**Data provided**:
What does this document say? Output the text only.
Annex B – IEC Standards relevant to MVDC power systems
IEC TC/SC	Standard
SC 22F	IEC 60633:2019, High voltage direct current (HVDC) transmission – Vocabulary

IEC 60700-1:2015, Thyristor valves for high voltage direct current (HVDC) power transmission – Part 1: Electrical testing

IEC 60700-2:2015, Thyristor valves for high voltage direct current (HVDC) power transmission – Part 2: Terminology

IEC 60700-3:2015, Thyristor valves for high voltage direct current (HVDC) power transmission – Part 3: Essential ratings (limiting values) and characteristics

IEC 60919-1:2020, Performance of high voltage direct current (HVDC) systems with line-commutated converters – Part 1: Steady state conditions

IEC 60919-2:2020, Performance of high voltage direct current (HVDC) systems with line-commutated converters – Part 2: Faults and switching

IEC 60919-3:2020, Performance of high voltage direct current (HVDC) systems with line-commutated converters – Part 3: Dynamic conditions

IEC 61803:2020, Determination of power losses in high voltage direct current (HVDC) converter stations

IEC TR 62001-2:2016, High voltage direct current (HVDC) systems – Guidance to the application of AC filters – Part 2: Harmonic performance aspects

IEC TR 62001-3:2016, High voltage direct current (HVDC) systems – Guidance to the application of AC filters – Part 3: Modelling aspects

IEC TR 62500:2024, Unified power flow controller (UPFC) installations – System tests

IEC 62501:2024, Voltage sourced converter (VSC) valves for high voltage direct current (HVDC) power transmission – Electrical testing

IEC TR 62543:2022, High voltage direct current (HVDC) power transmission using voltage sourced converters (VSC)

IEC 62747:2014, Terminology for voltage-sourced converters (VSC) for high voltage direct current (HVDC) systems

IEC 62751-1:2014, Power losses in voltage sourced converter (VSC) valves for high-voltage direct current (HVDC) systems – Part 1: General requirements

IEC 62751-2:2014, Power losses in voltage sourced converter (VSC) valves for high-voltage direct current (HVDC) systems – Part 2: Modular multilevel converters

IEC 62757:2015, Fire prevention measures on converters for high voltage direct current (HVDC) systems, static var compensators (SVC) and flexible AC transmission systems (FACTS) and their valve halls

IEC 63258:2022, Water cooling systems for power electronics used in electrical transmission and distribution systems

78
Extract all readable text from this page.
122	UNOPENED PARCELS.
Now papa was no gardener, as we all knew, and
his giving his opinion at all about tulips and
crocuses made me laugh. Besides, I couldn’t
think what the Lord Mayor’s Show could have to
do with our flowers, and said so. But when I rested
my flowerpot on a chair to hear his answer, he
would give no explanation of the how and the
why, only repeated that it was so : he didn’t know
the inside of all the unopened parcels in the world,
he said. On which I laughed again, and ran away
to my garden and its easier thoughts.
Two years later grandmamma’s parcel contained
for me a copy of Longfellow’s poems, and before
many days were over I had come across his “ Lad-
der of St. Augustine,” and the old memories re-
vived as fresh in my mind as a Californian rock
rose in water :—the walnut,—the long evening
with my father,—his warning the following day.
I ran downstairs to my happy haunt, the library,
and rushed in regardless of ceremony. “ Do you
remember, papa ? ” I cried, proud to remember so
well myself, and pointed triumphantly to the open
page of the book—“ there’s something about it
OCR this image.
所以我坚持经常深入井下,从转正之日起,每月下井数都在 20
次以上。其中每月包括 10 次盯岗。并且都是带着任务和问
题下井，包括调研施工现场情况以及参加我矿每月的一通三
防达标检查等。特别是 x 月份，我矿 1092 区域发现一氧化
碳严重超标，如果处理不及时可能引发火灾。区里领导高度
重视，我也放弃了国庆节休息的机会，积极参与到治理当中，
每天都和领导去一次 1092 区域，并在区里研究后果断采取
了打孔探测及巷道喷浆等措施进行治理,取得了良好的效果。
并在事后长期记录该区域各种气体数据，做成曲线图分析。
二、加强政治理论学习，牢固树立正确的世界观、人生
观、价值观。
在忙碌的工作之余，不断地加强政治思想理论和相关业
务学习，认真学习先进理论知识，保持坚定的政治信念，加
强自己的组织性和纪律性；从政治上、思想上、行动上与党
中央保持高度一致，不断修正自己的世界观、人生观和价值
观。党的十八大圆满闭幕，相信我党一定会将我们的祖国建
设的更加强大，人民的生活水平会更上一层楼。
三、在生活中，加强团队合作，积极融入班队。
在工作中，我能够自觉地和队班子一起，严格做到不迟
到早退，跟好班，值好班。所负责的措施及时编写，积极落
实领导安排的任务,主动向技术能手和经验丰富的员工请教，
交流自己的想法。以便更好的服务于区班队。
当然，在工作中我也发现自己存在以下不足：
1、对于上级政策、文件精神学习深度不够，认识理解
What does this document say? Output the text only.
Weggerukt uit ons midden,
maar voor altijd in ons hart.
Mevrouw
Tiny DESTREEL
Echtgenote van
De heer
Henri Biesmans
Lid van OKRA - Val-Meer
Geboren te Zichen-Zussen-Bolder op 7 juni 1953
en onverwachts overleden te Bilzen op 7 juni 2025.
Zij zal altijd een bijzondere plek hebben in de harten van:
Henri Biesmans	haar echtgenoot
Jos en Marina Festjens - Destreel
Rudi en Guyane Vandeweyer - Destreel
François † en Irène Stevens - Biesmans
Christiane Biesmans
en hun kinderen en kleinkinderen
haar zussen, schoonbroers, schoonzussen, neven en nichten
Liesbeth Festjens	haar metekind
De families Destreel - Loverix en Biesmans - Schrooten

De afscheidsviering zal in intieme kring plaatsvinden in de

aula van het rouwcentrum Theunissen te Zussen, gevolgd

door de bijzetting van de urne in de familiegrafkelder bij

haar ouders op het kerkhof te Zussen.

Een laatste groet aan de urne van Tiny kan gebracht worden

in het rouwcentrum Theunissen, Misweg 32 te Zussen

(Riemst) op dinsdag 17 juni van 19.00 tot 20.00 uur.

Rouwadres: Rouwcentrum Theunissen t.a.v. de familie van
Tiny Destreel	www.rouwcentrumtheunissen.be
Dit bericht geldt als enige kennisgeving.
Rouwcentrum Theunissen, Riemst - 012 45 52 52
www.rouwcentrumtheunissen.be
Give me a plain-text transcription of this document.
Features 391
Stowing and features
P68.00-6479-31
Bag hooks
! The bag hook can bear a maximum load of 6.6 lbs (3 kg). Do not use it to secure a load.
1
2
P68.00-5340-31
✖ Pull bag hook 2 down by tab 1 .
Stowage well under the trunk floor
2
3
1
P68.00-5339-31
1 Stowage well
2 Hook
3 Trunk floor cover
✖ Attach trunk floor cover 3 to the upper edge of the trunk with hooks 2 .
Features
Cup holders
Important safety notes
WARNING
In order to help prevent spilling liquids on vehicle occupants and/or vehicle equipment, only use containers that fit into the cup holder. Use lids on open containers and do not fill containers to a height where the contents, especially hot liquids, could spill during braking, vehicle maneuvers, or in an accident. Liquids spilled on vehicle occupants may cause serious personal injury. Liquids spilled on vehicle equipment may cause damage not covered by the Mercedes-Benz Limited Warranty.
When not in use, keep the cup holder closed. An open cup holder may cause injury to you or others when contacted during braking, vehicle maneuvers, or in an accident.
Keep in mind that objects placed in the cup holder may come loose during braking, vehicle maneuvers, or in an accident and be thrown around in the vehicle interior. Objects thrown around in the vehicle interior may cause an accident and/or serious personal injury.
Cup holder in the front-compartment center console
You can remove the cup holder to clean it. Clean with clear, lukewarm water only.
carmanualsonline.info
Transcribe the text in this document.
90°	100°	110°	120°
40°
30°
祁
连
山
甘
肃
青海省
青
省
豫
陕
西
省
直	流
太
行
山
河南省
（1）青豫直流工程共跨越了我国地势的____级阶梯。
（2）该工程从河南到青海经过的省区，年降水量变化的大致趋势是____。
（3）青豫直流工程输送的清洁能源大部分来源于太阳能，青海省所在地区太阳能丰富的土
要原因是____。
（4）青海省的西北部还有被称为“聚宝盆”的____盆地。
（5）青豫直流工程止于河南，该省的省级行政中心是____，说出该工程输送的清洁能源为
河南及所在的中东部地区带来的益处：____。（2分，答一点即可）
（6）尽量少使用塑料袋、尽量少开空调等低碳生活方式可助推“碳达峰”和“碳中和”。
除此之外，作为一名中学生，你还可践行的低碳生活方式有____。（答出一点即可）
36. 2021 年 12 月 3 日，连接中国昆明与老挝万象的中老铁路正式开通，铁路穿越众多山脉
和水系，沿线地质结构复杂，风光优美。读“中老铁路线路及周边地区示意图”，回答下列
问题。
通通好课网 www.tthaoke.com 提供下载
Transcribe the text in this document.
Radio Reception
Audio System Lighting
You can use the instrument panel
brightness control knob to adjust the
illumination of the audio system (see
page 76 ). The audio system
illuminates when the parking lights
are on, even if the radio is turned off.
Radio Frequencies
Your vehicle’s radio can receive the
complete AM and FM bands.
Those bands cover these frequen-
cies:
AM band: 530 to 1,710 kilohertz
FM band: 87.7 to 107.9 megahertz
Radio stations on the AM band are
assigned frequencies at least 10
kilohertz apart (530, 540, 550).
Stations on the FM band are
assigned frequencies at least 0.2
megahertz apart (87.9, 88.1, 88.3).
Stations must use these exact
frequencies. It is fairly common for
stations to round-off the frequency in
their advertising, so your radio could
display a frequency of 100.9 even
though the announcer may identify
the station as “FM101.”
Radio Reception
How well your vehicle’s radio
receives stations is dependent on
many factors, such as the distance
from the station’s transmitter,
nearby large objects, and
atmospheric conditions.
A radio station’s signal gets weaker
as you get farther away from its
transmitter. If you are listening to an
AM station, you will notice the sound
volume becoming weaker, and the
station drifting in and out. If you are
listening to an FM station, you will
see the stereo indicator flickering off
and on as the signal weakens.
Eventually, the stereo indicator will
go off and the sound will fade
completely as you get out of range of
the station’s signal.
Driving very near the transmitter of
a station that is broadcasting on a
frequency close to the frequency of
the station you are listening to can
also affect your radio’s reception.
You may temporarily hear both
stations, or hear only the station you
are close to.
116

**Exercise goal**: Copy and report every line where the word "about" is present.

**Solution for this problem**:
his giving his opinion at all about tulips and
page of the book—“ there’s something about it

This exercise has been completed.